## Task to complete
Repeat each record below exactly as given.

## Data listing
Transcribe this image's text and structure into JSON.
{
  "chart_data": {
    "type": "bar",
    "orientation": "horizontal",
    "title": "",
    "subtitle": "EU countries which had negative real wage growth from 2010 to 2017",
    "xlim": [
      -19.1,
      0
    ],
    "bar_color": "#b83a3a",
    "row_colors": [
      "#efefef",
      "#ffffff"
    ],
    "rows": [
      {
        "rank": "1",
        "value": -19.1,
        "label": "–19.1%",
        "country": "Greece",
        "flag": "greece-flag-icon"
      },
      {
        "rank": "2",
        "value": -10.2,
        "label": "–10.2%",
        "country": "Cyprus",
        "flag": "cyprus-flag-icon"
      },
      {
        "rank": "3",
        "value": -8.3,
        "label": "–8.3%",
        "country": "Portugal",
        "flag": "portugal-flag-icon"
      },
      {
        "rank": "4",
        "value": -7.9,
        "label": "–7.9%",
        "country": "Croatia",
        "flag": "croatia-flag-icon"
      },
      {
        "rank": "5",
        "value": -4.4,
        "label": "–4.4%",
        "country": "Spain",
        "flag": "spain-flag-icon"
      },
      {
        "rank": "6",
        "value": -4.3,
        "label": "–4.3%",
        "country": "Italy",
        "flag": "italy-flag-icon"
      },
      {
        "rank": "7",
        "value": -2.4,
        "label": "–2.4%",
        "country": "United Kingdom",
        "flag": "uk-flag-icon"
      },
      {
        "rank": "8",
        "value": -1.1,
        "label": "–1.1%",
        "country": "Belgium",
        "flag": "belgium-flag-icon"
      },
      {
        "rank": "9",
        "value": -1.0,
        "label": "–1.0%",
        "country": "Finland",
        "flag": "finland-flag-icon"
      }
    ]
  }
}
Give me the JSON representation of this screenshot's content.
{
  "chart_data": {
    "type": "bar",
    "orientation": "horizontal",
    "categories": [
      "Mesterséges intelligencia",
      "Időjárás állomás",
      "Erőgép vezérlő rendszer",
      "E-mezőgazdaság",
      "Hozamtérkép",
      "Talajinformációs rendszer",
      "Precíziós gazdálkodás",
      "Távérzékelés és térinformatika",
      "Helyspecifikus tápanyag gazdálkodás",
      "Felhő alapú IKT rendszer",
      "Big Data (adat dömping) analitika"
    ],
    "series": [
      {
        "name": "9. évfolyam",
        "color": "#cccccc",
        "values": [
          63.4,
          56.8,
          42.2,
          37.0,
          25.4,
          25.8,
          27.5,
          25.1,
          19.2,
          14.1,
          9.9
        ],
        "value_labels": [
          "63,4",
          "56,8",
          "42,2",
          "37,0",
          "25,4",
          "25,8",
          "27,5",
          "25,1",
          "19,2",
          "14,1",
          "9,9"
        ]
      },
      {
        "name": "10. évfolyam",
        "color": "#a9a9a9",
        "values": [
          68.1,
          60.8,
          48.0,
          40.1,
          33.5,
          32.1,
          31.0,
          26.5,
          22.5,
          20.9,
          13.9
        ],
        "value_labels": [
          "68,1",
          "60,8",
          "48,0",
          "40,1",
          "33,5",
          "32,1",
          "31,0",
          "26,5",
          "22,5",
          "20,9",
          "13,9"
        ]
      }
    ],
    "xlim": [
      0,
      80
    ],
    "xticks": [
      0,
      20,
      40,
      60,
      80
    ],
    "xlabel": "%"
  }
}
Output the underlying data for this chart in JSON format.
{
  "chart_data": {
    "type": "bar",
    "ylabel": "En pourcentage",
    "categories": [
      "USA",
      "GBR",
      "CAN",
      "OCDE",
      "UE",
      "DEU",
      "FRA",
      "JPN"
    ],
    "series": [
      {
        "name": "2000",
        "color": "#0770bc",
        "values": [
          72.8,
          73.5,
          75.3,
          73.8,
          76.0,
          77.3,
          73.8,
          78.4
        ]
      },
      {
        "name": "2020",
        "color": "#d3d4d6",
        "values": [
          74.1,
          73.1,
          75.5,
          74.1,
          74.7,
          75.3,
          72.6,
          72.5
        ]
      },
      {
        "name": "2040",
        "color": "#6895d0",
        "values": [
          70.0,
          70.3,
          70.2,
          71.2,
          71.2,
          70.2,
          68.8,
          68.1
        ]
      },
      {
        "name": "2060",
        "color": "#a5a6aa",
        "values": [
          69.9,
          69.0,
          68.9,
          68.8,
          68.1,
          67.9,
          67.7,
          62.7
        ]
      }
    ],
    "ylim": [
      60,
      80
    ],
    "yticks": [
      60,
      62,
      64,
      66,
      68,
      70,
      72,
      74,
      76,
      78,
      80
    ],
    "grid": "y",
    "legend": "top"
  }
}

## Answer to this problem
Transcribe this image's text and structure into JSON.
{
  "chart_data": {
    "type": "bar",
    "orientation": "horizontal",
    "title": "",
    "subtitle": "EU countries which had negative real wage growth from 2010 to 2017",
    "xlim": [
      -19.1,
      0
    ],
    "bar_color": "#b83a3a",
    "row_colors": [
      "#efefef",
      "#ffffff"
    ],
    "rows": [
      {
        "rank": "1",
        "value": -19.1,
        "label": "–19.1%",
        "country": "Greece",
        "flag": "greece-flag-icon"
      },
      {
        "rank": "2",
        "value": -10.2,
        "label": "–10.2%",
        "country": "Cyprus",
        "flag": "cyprus-flag-icon"
      },
      {
        "rank": "3",
        "value": -8.3,
        "label": "–8.3%",
        "country": "Portugal",
        "flag": "portugal-flag-icon"
      },
      {
        "rank": "4",
        "value": -7.9,
        "label": "–7.9%",
        "country": "Croatia",
        "flag": "croatia-flag-icon"
      },
      {
        "rank": "5",
        "value": -4.4,
        "label": "–4.4%",
        "country": "Spain",
        "flag": "spain-flag-icon"
      },
      {
        "rank": "6",
        "value": -4.3,
        "label": "–4.3%",
        "country": "Italy",
        "flag": "italy-flag-icon"
      },
      {
        "rank": "7",
        "value": -2.4,
        "label": "–2.4%",
        "country": "United Kingdom",
        "flag": "uk-flag-icon"
      },
      {
        "rank": "8",
        "value": -1.1,
        "label": "–1.1%",
        "country": "Belgium",
        "flag": "belgium-flag-icon"
      },
      {
        "rank": "9",
        "value": -1.0,
        "label": "–1.0%",
        "country": "Finland",
        "flag": "finland-flag-icon"
      }
    ]
  }
}
Give me the JSON representation of this screenshot's content.
{
  "chart_data": {
    "type": "bar",
    "orientation": "horizontal",
    "categories": [
      "Mesterséges intelligencia",
      "Időjárás állomás",
      "Erőgép vezérlő rendszer",
      "E-mezőgazdaság",
      "Hozamtérkép",
      "Talajinformációs rendszer",
      "Precíziós gazdálkodás",
      "Távérzékelés és térinformatika",
      "Helyspecifikus tápanyag gazdálkodás",
      "Felhő alapú IKT rendszer",
      "Big Data (adat dömping) analitika"
    ],
    "series": [
      {
        "name": "9. évfolyam",
        "color": "#cccccc",
        "values": [
          63.4,
          56.8,
          42.2,
          37.0,
          25.4,
          25.8,
          27.5,
          25.1,
          19.2,
          14.1,
          9.9
        ],
        "value_labels": [
          "63,4",
          "56,8",
          "42,2",
          "37,0",
          "25,4",
          "25,8",
          "27,5",
          "25,1",
          "19,2",
          "14,1",
          "9,9"
        ]
      },
      {
        "name": "10. évfolyam",
        "color": "#a9a9a9",
        "values": [
          68.1,
          60.8,
          48.0,
          40.1,
          33.5,
          32.1,
          31.0,
          26.5,
          22.5,
          20.9,
          13.9
        ],
        "value_labels": [
          "68,1",
          "60,8",
          "48,0",
          "40,1",
          "33,5",
          "32,1",
          "31,0",
          "26,5",
          "22,5",
          "20,9",
          "13,9"
        ]
      }
    ],
    "xlim": [
      0,
      80
    ],
    "xticks": [
      0,
      20,
      40,
      60,
      80
    ],
    "xlabel": "%"
  }
}
Output the underlying data for this chart in JSON format.
{
  "chart_data": {
    "type": "bar",
    "ylabel": "En pourcentage",
    "categories": [
      "USA",
      "GBR",
      "CAN",
      "OCDE",
      "UE",
      "DEU",
      "FRA",
      "JPN"
    ],
    "series": [
      {
        "name": "2000",
        "color": "#0770bc",
        "values": [
          72.8,
          73.5,
          75.3,
          73.8,
          76.0,
          77.3,
          73.8,
          78.4
        ]
      },
      {
        "name": "2020",
        "color": "#d3d4d6",
        "values": [
          74.1,
          73.1,
          75.5,
          74.1,
          74.7,
          75.3,
          72.6,
          72.5
        ]
      },
      {
        "name": "2040",
        "color": "#6895d0",
        "values": [
          70.0,
          70.3,
          70.2,
          71.2,
          71.2,
          70.2,
          68.8,
          68.1
        ]
      },
      {
        "name": "2060",
        "color": "#a5a6aa",
        "values": [
          69.9,
          69.0,
          68.9,
          68.8,
          68.1,
          67.9,
          67.7,
          62.7
        ]
      }
    ],
    "ylim": [
      60,
      80
    ],
    "yticks": [
      60,
      62,
      64,
      66,
      68,
      70,
      72,
      74,
      76,
      78,
      80
    ],
    "grid": "y",
    "legend": "top"
  }
}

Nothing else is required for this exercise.